To do: Single out the lines that include the word "добывания". Copy them.

Material for this exercise:
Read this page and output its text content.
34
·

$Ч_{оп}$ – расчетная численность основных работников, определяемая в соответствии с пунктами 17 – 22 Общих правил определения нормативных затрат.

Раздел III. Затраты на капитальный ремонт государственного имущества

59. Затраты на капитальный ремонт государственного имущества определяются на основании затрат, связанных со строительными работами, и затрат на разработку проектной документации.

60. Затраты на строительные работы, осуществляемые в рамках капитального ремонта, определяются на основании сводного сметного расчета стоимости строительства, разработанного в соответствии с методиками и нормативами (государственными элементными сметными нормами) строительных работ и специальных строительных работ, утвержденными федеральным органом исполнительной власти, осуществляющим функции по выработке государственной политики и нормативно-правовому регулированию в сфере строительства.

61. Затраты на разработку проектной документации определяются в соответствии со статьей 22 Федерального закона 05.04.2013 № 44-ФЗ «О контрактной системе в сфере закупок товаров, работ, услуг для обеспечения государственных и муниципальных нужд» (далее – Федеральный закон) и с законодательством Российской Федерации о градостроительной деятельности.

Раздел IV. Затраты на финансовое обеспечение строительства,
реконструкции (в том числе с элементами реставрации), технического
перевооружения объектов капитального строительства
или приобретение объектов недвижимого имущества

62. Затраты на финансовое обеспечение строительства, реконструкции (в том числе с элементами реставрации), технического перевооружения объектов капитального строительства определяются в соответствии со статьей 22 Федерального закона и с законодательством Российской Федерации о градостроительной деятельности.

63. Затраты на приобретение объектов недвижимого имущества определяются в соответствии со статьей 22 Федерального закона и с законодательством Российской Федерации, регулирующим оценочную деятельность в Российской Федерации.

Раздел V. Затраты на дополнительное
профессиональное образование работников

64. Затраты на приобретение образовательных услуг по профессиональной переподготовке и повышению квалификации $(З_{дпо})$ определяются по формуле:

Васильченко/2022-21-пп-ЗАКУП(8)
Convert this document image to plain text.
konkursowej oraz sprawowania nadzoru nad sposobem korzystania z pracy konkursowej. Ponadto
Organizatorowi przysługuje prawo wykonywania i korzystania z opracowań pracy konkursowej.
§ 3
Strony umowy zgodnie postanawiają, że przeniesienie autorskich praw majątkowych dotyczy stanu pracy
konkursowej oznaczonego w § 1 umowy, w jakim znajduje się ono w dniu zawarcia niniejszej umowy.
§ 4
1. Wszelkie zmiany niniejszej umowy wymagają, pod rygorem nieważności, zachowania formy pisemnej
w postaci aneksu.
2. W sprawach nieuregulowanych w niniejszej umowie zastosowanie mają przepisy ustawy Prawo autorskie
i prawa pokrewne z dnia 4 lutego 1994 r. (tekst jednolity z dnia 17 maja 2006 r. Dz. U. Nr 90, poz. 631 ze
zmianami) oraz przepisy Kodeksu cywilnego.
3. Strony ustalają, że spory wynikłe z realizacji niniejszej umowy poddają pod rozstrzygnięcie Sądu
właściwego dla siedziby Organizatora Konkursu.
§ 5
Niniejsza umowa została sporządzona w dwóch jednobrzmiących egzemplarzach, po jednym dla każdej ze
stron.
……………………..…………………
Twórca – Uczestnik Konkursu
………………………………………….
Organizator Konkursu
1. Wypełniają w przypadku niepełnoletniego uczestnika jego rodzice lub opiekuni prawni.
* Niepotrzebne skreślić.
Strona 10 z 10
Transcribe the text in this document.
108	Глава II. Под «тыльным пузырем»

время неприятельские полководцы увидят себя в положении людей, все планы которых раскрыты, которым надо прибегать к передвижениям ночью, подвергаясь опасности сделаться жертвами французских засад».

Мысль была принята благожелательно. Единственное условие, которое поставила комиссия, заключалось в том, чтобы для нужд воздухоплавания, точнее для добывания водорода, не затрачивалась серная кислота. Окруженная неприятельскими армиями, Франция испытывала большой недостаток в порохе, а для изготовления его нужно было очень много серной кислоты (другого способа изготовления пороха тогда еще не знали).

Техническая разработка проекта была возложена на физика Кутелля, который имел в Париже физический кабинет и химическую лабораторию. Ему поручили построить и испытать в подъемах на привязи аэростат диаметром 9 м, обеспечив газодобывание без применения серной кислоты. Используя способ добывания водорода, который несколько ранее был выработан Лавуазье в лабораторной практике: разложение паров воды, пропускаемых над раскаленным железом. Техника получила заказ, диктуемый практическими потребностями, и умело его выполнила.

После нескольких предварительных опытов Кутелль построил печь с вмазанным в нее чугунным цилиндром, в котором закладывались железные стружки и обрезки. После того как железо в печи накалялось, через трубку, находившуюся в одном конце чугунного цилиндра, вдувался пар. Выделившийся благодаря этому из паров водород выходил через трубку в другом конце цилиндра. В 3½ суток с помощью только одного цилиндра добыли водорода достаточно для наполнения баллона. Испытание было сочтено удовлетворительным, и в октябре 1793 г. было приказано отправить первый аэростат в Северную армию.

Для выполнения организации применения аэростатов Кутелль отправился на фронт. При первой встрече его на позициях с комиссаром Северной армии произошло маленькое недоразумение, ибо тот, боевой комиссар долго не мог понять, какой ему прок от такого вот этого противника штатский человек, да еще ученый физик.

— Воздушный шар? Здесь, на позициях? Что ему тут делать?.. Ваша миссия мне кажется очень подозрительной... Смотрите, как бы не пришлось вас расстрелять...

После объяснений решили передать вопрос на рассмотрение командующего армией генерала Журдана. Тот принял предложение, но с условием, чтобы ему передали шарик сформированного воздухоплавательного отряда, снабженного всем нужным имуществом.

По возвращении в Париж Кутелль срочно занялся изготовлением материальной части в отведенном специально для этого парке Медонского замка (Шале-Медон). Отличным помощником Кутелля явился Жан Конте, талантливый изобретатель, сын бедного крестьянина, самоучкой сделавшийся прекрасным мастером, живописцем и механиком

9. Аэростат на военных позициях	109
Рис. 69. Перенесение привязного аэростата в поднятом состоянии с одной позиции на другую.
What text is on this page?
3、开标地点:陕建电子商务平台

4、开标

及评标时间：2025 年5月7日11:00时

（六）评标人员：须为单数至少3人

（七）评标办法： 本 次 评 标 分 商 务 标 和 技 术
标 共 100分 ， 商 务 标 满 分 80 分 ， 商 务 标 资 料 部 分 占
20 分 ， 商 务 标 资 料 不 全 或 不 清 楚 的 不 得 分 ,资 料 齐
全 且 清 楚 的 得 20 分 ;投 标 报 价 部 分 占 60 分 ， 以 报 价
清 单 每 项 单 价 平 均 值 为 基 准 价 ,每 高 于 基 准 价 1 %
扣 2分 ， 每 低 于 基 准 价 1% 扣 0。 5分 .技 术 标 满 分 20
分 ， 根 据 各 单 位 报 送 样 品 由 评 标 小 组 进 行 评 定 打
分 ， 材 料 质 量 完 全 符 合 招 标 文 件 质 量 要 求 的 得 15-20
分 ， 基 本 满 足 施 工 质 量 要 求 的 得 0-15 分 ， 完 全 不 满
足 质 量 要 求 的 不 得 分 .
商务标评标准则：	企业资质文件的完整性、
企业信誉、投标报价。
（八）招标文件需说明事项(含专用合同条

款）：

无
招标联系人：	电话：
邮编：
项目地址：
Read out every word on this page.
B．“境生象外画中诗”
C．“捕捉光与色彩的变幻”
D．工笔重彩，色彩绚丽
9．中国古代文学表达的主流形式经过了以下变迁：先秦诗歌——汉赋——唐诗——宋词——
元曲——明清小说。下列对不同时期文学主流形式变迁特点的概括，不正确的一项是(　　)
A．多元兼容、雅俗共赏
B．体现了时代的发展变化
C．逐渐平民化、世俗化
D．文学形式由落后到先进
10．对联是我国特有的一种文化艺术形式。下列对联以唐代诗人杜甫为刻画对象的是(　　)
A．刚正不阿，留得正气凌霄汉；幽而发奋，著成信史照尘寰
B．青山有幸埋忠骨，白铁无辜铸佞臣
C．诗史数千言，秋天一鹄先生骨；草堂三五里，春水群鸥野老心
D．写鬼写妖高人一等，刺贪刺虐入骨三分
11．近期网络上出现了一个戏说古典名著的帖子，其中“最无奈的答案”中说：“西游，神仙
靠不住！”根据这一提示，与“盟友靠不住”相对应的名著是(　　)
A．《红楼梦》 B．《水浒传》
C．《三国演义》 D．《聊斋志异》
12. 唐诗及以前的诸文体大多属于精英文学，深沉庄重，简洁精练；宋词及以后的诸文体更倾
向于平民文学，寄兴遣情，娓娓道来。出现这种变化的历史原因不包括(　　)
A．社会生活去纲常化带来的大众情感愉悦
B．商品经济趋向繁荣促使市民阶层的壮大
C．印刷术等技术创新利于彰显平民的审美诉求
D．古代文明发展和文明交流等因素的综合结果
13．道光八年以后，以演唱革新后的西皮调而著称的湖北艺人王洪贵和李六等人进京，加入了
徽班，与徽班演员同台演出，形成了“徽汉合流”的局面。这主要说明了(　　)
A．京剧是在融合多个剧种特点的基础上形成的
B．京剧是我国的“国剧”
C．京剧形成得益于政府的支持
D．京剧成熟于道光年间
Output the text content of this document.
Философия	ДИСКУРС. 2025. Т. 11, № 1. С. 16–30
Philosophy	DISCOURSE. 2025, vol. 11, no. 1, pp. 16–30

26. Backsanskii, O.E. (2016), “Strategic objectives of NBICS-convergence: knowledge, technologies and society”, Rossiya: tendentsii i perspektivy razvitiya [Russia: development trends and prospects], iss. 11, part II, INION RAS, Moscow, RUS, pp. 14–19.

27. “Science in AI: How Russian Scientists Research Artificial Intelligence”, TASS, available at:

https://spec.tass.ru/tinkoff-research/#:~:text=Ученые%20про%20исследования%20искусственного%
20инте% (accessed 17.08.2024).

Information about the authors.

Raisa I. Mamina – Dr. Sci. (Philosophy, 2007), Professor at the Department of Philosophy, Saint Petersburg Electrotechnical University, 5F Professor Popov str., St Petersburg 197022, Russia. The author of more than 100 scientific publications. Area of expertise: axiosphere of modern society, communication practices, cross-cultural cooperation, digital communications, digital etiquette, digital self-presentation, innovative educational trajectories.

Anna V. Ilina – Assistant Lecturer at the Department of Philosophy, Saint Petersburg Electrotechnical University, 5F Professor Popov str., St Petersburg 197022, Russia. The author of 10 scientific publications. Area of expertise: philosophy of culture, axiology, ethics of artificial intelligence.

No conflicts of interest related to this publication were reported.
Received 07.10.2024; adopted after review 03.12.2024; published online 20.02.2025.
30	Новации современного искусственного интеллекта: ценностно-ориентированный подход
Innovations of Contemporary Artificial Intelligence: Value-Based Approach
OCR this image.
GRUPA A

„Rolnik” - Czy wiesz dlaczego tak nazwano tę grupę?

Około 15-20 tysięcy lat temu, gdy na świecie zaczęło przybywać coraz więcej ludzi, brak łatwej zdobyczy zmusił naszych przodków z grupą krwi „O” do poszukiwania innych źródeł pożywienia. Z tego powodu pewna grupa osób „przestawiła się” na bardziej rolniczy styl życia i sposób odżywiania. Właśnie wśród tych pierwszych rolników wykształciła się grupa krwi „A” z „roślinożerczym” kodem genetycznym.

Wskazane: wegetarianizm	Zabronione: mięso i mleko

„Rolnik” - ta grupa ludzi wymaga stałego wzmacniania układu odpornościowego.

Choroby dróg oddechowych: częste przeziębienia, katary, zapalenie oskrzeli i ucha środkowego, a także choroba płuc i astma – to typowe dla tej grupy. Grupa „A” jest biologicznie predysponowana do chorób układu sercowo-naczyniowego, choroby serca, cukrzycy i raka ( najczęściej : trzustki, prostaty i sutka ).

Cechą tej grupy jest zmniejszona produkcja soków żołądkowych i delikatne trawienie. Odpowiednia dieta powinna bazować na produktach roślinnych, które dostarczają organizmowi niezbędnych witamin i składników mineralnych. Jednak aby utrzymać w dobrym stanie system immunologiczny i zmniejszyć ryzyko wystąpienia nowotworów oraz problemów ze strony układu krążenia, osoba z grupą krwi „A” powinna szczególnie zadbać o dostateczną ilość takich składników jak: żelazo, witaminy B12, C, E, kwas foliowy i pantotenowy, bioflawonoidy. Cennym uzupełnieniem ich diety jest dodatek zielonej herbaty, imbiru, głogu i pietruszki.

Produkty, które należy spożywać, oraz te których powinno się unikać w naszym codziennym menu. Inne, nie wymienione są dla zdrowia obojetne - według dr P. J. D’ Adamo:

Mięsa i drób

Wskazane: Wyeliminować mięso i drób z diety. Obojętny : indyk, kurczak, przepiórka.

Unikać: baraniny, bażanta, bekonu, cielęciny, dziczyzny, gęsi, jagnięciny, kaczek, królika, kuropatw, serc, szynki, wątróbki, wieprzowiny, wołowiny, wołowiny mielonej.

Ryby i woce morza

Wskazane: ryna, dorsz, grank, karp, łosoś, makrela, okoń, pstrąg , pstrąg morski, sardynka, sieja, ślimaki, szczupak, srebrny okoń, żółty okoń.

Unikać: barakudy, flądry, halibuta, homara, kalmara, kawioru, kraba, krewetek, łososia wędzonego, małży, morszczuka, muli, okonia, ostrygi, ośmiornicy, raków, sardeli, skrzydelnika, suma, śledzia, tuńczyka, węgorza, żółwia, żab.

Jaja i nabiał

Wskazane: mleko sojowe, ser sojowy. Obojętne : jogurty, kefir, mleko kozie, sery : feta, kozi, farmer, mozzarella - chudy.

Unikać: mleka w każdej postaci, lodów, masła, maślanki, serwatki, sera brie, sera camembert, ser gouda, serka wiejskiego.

Correct output:
Мысль была принята благожелательно. Единственное условие, которое поставила комиссия, заключалось в том, чтобы для нужд воздухоплавания, точнее для добывания водорода, не затрачивалась серная кислота. Окруженная неприятельскими армиями, Франция испытывала большой недостаток в порохе, а для изготовления его нужно было очень много серной кислоты (другого способа изготовления пороха тогда еще не знали).
Техническая разработка проекта была возложена на физика Кутелля, который имел в Париже физический кабинет и химическую лабораторию. Ему поручили построить и испытать в подъемах на привязи аэростат диаметром 9 м, обеспечив газодобывание без применения серной кислоты. Используя способ добывания водорода, который несколько ранее был выработан Лавуазье в лабораторной практике: разложение паров воды, пропускаемых над раскаленным железом. Техника получила заказ, диктуемый практическими потребностями, и умело его выполнила.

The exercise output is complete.